**** DATASET CONTENT ****
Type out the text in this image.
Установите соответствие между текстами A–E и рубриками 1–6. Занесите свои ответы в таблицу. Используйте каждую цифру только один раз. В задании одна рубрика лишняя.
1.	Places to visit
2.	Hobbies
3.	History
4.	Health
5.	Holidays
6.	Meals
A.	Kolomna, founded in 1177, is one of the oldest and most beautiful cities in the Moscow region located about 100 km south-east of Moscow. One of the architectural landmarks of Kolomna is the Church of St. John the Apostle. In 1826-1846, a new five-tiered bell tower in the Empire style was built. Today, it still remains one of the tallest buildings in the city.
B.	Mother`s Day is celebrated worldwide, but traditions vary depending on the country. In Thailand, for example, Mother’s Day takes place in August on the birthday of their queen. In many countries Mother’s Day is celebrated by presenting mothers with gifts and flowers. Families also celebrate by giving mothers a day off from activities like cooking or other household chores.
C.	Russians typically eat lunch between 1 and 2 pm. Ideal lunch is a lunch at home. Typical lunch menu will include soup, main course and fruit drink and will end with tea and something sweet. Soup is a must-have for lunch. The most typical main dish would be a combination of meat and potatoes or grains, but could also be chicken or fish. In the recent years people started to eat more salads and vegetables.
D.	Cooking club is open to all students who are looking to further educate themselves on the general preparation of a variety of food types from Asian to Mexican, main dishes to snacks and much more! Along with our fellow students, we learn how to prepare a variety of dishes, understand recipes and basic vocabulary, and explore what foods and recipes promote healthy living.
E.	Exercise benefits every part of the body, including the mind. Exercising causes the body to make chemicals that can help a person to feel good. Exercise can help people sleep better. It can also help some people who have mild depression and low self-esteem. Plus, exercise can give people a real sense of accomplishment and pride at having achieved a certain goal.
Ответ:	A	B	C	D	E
****
* WHAT THE TASK ASKS:
Your task is to repeat each line of the material exactly.

* OUTPUT BELOW:
Type out the text in this image.
Установите соответствие между текстами A–E и рубриками 1–6. Занесите свои ответы в таблицу. Используйте каждую цифру только один раз. В задании одна рубрика лишняя.
1.	Places to visit
2.	Hobbies
3.	History
4.	Health
5.	Holidays
6.	Meals
A.	Kolomna, founded in 1177, is one of the oldest and most beautiful cities in the Moscow region located about 100 km south-east of Moscow. One of the architectural landmarks of Kolomna is the Church of St. John the Apostle. In 1826-1846, a new five-tiered bell tower in the Empire style was built. Today, it still remains one of the tallest buildings in the city.
B.	Mother`s Day is celebrated worldwide, but traditions vary depending on the country. In Thailand, for example, Mother’s Day takes place in August on the birthday of their queen. In many countries Mother’s Day is celebrated by presenting mothers with gifts and flowers. Families also celebrate by giving mothers a day off from activities like cooking or other household chores.
C.	Russians typically eat lunch between 1 and 2 pm. Ideal lunch is a lunch at home. Typical lunch menu will include soup, main course and fruit drink and will end with tea and something sweet. Soup is a must-have for lunch. The most typical main dish would be a combination of meat and potatoes or grains, but could also be chicken or fish. In the recent years people started to eat more salads and vegetables.
D.	Cooking club is open to all students who are looking to further educate themselves on the general preparation of a variety of food types from Asian to Mexican, main dishes to snacks and much more! Along with our fellow students, we learn how to prepare a variety of dishes, understand recipes and basic vocabulary, and explore what foods and recipes promote healthy living.
E.	Exercise benefits every part of the body, including the mind. Exercising causes the body to make chemicals that can help a person to feel good. Exercise can help people sleep better. It can also help some people who have mild depression and low self-esteem. Plus, exercise can give people a real sense of accomplishment and pride at having achieved a certain goal.
Ответ:	A	B	C	D	E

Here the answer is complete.